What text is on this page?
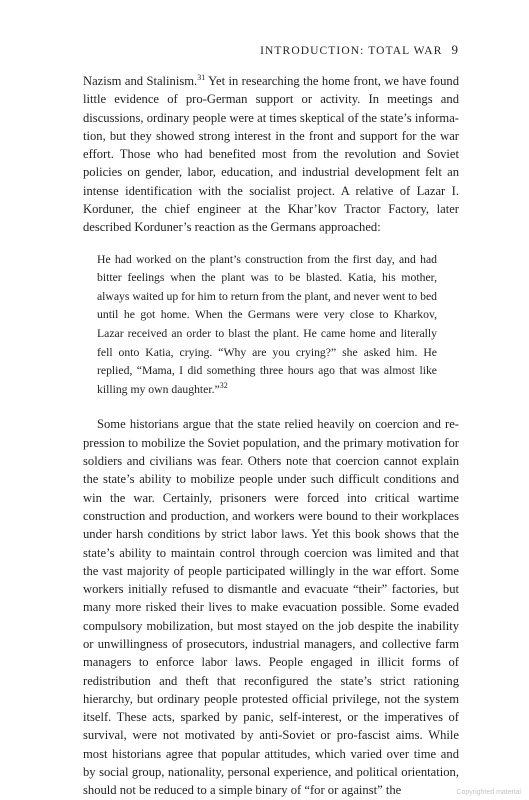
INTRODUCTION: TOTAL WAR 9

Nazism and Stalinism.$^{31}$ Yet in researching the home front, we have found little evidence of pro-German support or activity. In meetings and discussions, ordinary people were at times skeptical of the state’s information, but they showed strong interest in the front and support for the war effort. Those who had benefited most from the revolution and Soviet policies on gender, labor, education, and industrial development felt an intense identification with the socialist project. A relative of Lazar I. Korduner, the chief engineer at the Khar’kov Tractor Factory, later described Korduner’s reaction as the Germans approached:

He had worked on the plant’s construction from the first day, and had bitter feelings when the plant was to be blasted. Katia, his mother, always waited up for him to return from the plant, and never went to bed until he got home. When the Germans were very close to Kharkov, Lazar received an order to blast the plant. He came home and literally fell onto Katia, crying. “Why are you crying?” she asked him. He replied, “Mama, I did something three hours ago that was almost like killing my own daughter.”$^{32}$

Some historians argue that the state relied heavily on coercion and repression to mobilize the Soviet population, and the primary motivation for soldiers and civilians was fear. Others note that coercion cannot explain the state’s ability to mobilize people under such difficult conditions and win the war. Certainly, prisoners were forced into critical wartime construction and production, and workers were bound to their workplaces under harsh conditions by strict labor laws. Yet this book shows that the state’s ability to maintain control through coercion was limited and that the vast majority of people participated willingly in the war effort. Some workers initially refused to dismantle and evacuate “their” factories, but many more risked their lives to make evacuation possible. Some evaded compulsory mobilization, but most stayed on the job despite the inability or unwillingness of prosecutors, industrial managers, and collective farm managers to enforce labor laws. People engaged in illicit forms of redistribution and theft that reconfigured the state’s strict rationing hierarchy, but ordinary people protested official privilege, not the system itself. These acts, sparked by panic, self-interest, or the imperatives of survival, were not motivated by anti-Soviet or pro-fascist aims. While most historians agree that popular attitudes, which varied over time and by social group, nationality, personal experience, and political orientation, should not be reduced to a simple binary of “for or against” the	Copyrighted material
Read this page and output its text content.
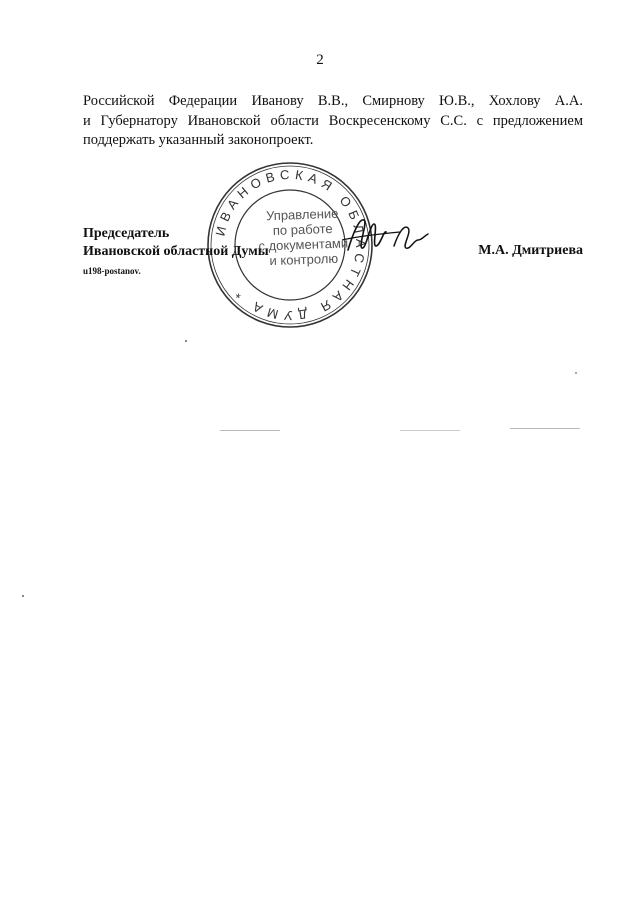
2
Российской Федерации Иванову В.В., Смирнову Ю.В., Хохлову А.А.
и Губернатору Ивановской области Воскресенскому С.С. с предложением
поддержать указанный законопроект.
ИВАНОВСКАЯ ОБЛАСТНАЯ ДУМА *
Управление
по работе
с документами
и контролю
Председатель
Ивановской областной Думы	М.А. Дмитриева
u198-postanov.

* * *

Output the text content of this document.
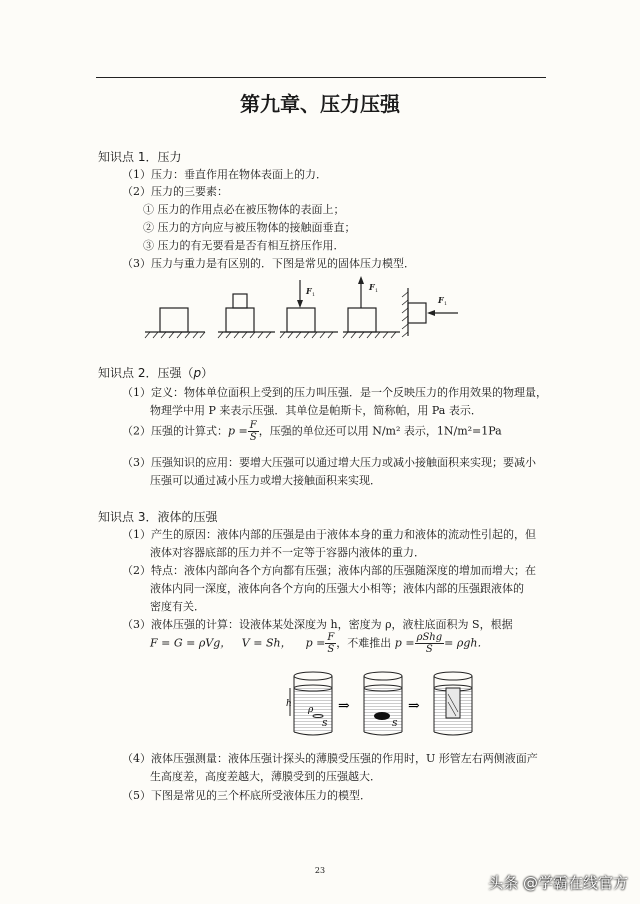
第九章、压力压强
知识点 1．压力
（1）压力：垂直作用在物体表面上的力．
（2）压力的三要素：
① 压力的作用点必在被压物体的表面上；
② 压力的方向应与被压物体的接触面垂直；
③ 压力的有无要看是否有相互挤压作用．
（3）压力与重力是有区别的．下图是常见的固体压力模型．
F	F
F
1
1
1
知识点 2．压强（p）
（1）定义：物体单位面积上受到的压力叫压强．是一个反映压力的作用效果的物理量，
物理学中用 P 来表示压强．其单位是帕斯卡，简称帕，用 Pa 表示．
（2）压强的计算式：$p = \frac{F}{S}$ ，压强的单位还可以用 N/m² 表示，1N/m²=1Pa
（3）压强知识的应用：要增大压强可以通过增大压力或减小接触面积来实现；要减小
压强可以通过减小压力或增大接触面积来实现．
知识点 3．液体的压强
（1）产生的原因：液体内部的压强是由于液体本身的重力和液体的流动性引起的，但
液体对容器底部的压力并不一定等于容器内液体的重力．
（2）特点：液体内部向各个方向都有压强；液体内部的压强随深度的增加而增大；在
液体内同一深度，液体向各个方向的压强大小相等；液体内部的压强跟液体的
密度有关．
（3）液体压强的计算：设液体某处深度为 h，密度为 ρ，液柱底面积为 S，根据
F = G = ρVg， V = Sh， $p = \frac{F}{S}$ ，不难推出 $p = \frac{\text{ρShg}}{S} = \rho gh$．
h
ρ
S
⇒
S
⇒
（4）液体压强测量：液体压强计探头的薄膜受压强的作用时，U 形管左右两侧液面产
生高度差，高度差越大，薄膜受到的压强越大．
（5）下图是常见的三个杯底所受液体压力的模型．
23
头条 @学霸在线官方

Exercise brief> Scan the material above for the word "content". Copy each line where it occurs.

Exercise response>
Read this page and output its text content.
Output the text content of this document.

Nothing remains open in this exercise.